### Stated problem
Your task is to extract every entry that follows word for word while excluding the pictures.

=== Supplied information ===

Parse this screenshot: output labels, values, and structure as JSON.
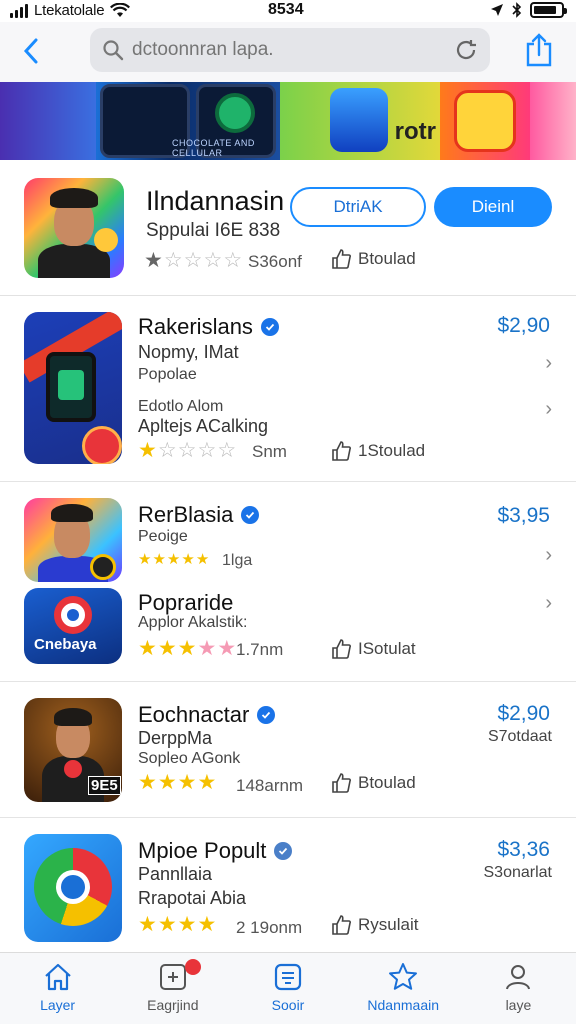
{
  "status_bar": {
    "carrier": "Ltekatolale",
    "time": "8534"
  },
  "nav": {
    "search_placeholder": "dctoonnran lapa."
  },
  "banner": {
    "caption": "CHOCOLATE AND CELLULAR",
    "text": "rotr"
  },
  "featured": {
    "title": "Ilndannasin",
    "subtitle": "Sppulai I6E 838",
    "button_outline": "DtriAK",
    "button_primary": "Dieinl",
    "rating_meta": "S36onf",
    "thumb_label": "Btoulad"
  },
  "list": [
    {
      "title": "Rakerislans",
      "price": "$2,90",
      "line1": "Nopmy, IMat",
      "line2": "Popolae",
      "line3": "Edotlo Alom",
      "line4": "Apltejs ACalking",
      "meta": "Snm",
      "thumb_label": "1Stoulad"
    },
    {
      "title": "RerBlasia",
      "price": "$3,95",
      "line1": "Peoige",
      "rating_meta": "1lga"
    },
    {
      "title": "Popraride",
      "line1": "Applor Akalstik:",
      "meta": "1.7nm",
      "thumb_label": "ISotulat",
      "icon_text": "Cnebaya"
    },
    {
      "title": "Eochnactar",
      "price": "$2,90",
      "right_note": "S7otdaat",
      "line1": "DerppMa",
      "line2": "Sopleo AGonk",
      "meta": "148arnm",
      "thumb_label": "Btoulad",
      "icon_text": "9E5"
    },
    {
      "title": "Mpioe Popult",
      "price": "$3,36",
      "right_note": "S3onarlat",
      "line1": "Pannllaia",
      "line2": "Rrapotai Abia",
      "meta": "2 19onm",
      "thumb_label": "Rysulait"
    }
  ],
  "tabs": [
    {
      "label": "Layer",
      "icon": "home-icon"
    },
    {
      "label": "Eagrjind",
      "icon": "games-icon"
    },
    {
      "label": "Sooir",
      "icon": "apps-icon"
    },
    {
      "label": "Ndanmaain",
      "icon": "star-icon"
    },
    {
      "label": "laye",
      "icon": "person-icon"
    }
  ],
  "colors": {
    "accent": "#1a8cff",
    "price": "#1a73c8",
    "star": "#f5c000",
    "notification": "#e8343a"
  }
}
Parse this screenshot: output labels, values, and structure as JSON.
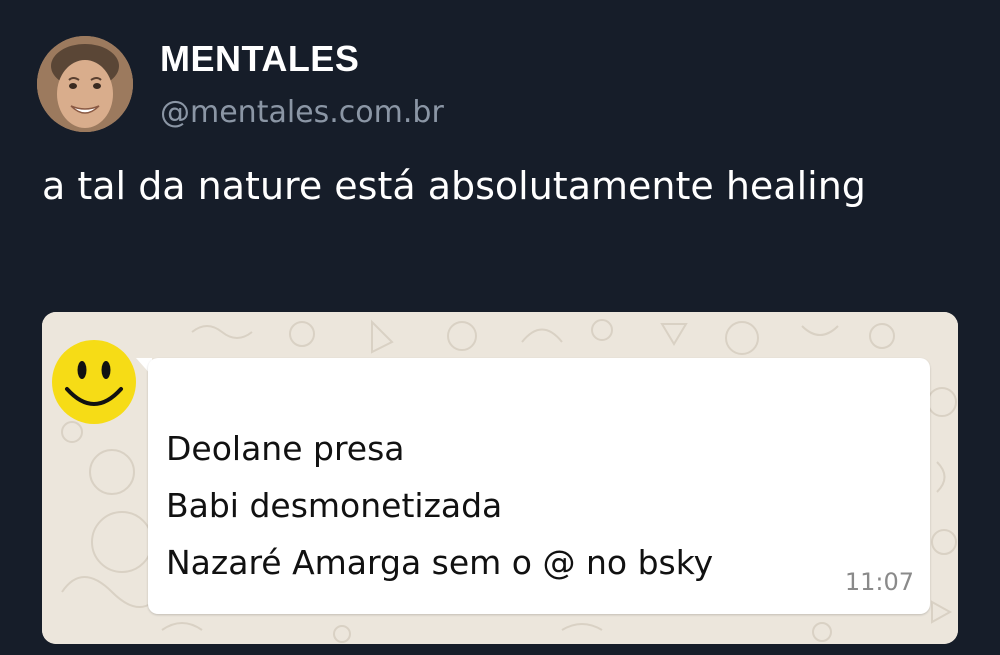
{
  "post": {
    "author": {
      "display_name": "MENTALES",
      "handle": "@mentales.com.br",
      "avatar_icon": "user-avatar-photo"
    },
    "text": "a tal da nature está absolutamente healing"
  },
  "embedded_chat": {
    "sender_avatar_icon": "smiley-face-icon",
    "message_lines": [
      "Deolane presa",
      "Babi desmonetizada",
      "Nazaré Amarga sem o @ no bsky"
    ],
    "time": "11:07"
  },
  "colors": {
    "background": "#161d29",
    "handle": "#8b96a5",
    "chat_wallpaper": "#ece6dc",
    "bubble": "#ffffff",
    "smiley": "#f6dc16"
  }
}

===

### Solution for this problem
Parse this screenshot: output labels, values, and structure as JSON.
{
  "status_bar": {
    "carrier": "Ltekatolale",
    "time": "8534"
  },
  "nav": {
    "search_placeholder": "dctoonnran lapa."
  },
  "banner": {
    "caption": "CHOCOLATE AND CELLULAR",
    "text": "rotr"
  },
  "featured": {
    "title": "Ilndannasin",
    "subtitle": "Sppulai I6E 838",
    "button_outline": "DtriAK",
    "button_primary": "Dieinl",
    "rating_meta": "S36onf",
    "thumb_label": "Btoulad"
  },
  "list": [
    {
      "title": "Rakerislans",
      "price": "$2,90",
      "line1": "Nopmy, IMat",
      "line2": "Popolae",
      "line3": "Edotlo Alom",
      "line4": "Apltejs ACalking",
      "meta": "Snm",
      "thumb_label": "1Stoulad"
    },
    {
      "title": "RerBlasia",
      "price": "$3,95",
      "line1": "Peoige",
      "rating_meta": "1lga"
    },
    {
      "title": "Popraride",
      "line1": "Applor Akalstik:",
      "meta": "1.7nm",
      "thumb_label": "ISotulat",
      "icon_text": "Cnebaya"
    },
    {
      "title": "Eochnactar",
      "price": "$2,90",
      "right_note": "S7otdaat",
      "line1": "DerppMa",
      "line2": "Sopleo AGonk",
      "meta": "148arnm",
      "thumb_label": "Btoulad",
      "icon_text": "9E5"
    },
    {
      "title": "Mpioe Popult",
      "price": "$3,36",
      "right_note": "S3onarlat",
      "line1": "Pannllaia",
      "line2": "Rrapotai Abia",
      "meta": "2 19onm",
      "thumb_label": "Rysulait"
    }
  ],
  "tabs": [
    {
      "label": "Layer",
      "icon": "home-icon"
    },
    {
      "label": "Eagrjind",
      "icon": "games-icon"
    },
    {
      "label": "Sooir",
      "icon": "apps-icon"
    },
    {
      "label": "Ndanmaain",
      "icon": "star-icon"
    },
    {
      "label": "laye",
      "icon": "person-icon"
    }
  ],
  "colors": {
    "accent": "#1a8cff",
    "price": "#1a73c8",
    "star": "#f5c000",
    "notification": "#e8343a"
  }
}
Parse this screenshot: output labels, values, and structure as JSON.
{
  "post": {
    "author": {
      "display_name": "MENTALES",
      "handle": "@mentales.com.br",
      "avatar_icon": "user-avatar-photo"
    },
    "text": "a tal da nature está absolutamente healing"
  },
  "embedded_chat": {
    "sender_avatar_icon": "smiley-face-icon",
    "message_lines": [
      "Deolane presa",
      "Babi desmonetizada",
      "Nazaré Amarga sem o @ no bsky"
    ],
    "time": "11:07"
  },
  "colors": {
    "background": "#161d29",
    "handle": "#8b96a5",
    "chat_wallpaper": "#ece6dc",
    "bubble": "#ffffff",
    "smiley": "#f6dc16"
  }
}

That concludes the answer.